— START OF EXERCISE MATERIAL —

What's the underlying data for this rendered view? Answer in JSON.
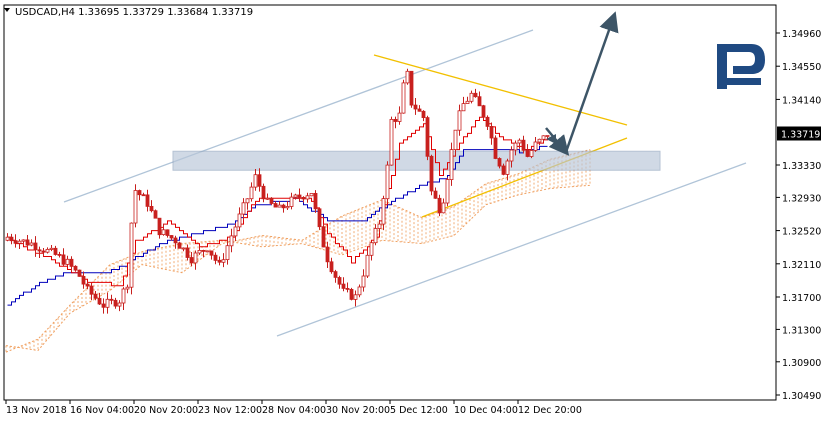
{
  "chart_data": {
    "type": "candlestick",
    "symbol_line": {
      "symbol": "USDCAD",
      "timeframe": "H4",
      "open": "1.33695",
      "high": "1.33729",
      "low": "1.33684",
      "close": "1.33719",
      "full_text": "USDCAD,H4  1.33695 1.33729 1.33684 1.33719"
    },
    "last_price": 1.33719,
    "last_price_label": "1.33719",
    "y_ticks": [
      "1.34960",
      "1.34550",
      "1.34140",
      "1.33330",
      "1.32930",
      "1.32520",
      "1.32110",
      "1.31700",
      "1.31300",
      "1.30900",
      "1.30490"
    ],
    "y_tick_values": [
      1.3496,
      1.3455,
      1.3414,
      1.3333,
      1.3293,
      1.3252,
      1.3211,
      1.317,
      1.313,
      1.309,
      1.3049
    ],
    "x_ticks": [
      "13 Nov 2018",
      "16 Nov 04:00",
      "20 Nov 20:00",
      "23 Nov 12:00",
      "28 Nov 04:00",
      "30 Nov 20:00",
      "5 Dec 12:00",
      "10 Dec 04:00",
      "12 Dec 20:00"
    ],
    "x_tick_bar_index": [
      0,
      16,
      32,
      48,
      64,
      80,
      96,
      112,
      128
    ],
    "bar_count": 136,
    "y_range": [
      1.3049,
      1.3496
    ],
    "close_path_anchors": [
      [
        0,
        1.3244
      ],
      [
        6,
        1.3236
      ],
      [
        12,
        1.3222
      ],
      [
        15,
        1.3212
      ],
      [
        18,
        1.3196
      ],
      [
        20,
        1.3178
      ],
      [
        24,
        1.316
      ],
      [
        28,
        1.3166
      ],
      [
        30,
        1.3188
      ],
      [
        31,
        1.3262
      ],
      [
        32,
        1.3302
      ],
      [
        35,
        1.3286
      ],
      [
        38,
        1.3252
      ],
      [
        42,
        1.324
      ],
      [
        46,
        1.3218
      ],
      [
        50,
        1.3232
      ],
      [
        53,
        1.3208
      ],
      [
        56,
        1.3246
      ],
      [
        60,
        1.3292
      ],
      [
        62,
        1.3318
      ],
      [
        65,
        1.3286
      ],
      [
        68,
        1.3278
      ],
      [
        72,
        1.3292
      ],
      [
        76,
        1.33
      ],
      [
        78,
        1.3252
      ],
      [
        80,
        1.3218
      ],
      [
        82,
        1.3196
      ],
      [
        84,
        1.3176
      ],
      [
        87,
        1.317
      ],
      [
        89,
        1.32
      ],
      [
        91,
        1.3236
      ],
      [
        93,
        1.3262
      ],
      [
        95,
        1.333
      ],
      [
        96,
        1.3388
      ],
      [
        98,
        1.3394
      ],
      [
        99,
        1.343
      ],
      [
        100,
        1.3444
      ],
      [
        101,
        1.341
      ],
      [
        104,
        1.3392
      ],
      [
        106,
        1.33
      ],
      [
        108,
        1.328
      ],
      [
        109,
        1.3292
      ],
      [
        110,
        1.332
      ],
      [
        111,
        1.335
      ],
      [
        112,
        1.338
      ],
      [
        114,
        1.3408
      ],
      [
        116,
        1.342
      ],
      [
        118,
        1.3404
      ],
      [
        120,
        1.3386
      ],
      [
        122,
        1.3346
      ],
      [
        124,
        1.3326
      ],
      [
        126,
        1.3352
      ],
      [
        128,
        1.3364
      ],
      [
        130,
        1.3344
      ],
      [
        132,
        1.3358
      ],
      [
        134,
        1.3366
      ],
      [
        135,
        1.3372
      ]
    ],
    "tenkan_anchors": [
      [
        0,
        1.3242
      ],
      [
        10,
        1.3218
      ],
      [
        20,
        1.319
      ],
      [
        28,
        1.3184
      ],
      [
        32,
        1.3238
      ],
      [
        40,
        1.3262
      ],
      [
        48,
        1.3232
      ],
      [
        56,
        1.3244
      ],
      [
        62,
        1.329
      ],
      [
        70,
        1.3294
      ],
      [
        76,
        1.329
      ],
      [
        80,
        1.325
      ],
      [
        86,
        1.3214
      ],
      [
        92,
        1.3244
      ],
      [
        98,
        1.336
      ],
      [
        104,
        1.3384
      ],
      [
        108,
        1.332
      ],
      [
        112,
        1.3352
      ],
      [
        118,
        1.3394
      ],
      [
        124,
        1.3364
      ],
      [
        130,
        1.3352
      ],
      [
        135,
        1.3368
      ]
    ],
    "kijun_anchors": [
      [
        0,
        1.316
      ],
      [
        8,
        1.3188
      ],
      [
        14,
        1.3198
      ],
      [
        24,
        1.3198
      ],
      [
        30,
        1.3212
      ],
      [
        38,
        1.3236
      ],
      [
        48,
        1.325
      ],
      [
        56,
        1.326
      ],
      [
        62,
        1.3282
      ],
      [
        72,
        1.3292
      ],
      [
        80,
        1.3264
      ],
      [
        88,
        1.3262
      ],
      [
        96,
        1.3288
      ],
      [
        104,
        1.331
      ],
      [
        110,
        1.3318
      ],
      [
        114,
        1.3352
      ],
      [
        122,
        1.3352
      ],
      [
        128,
        1.335
      ],
      [
        135,
        1.3356
      ]
    ],
    "cloud_span_a_anchors": [
      [
        0,
        1.311
      ],
      [
        8,
        1.3104
      ],
      [
        16,
        1.315
      ],
      [
        26,
        1.3178
      ],
      [
        34,
        1.321
      ],
      [
        44,
        1.32
      ],
      [
        54,
        1.3236
      ],
      [
        64,
        1.3246
      ],
      [
        74,
        1.324
      ],
      [
        84,
        1.327
      ],
      [
        94,
        1.329
      ],
      [
        104,
        1.3268
      ],
      [
        112,
        1.3282
      ],
      [
        120,
        1.331
      ],
      [
        128,
        1.3322
      ],
      [
        136,
        1.334
      ],
      [
        146,
        1.3352
      ]
    ],
    "cloud_span_b_anchors": [
      [
        0,
        1.3102
      ],
      [
        8,
        1.3118
      ],
      [
        16,
        1.316
      ],
      [
        26,
        1.321
      ],
      [
        34,
        1.3226
      ],
      [
        44,
        1.3236
      ],
      [
        54,
        1.324
      ],
      [
        64,
        1.3232
      ],
      [
        74,
        1.3236
      ],
      [
        84,
        1.3222
      ],
      [
        94,
        1.324
      ],
      [
        104,
        1.3236
      ],
      [
        112,
        1.3246
      ],
      [
        120,
        1.3284
      ],
      [
        128,
        1.3296
      ],
      [
        136,
        1.3304
      ],
      [
        146,
        1.3308
      ]
    ],
    "ascending_channel": {
      "upper": [
        [
          64,
          1.3293
        ],
        [
          538,
          1.3478
        ]
      ],
      "lower": [
        [
          277,
          1.3118
        ],
        [
          746,
          1.333
        ]
      ],
      "unit": "pixel-free: x is bar-space, see script"
    },
    "triangle": {
      "upper": [
        [
          96,
          1.3472
        ],
        [
          152,
          1.34
        ]
      ],
      "lower": [
        [
          104,
          1.3268
        ],
        [
          153,
          1.3395
        ]
      ]
    },
    "support_zone": {
      "top": 1.335,
      "bottom": 1.3328,
      "from_bar": 54,
      "to_bar": 192
    },
    "forecast_arrows": [
      {
        "from": [
          134,
          1.3362
        ],
        "to": [
          138,
          1.3345
        ]
      },
      {
        "from": [
          138,
          1.3345
        ],
        "to": [
          147,
          1.349
        ]
      }
    ],
    "colors": {
      "background": "#ffffff",
      "candle_body": "#c8201e",
      "tenkan": "#e00000",
      "kijun": "#0000bb",
      "cloud": "#f0a060",
      "trend_blue": "#b0c4d8",
      "trend_yellow": "#f2c000",
      "zone_fill": "#b8c6d8",
      "arrow": "#3d5567",
      "axis": "#000000",
      "price_box": "#000000",
      "price_box_text": "#ffffff",
      "logo": "#1f4a82"
    },
    "grid": false,
    "legend": "none"
  },
  "logo": {
    "icon": "broker-logo-icon"
  }
}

— END OF EXERCISE MATERIAL —

### [TASK TO COMPLETE]
Copy out each line in the listing that has the word "USDCAD".

### [EXERCISE RESULT]
      "symbol": "USDCAD",
      "full_text": "USDCAD,H4  1.33695 1.33729 1.33684 1.33719"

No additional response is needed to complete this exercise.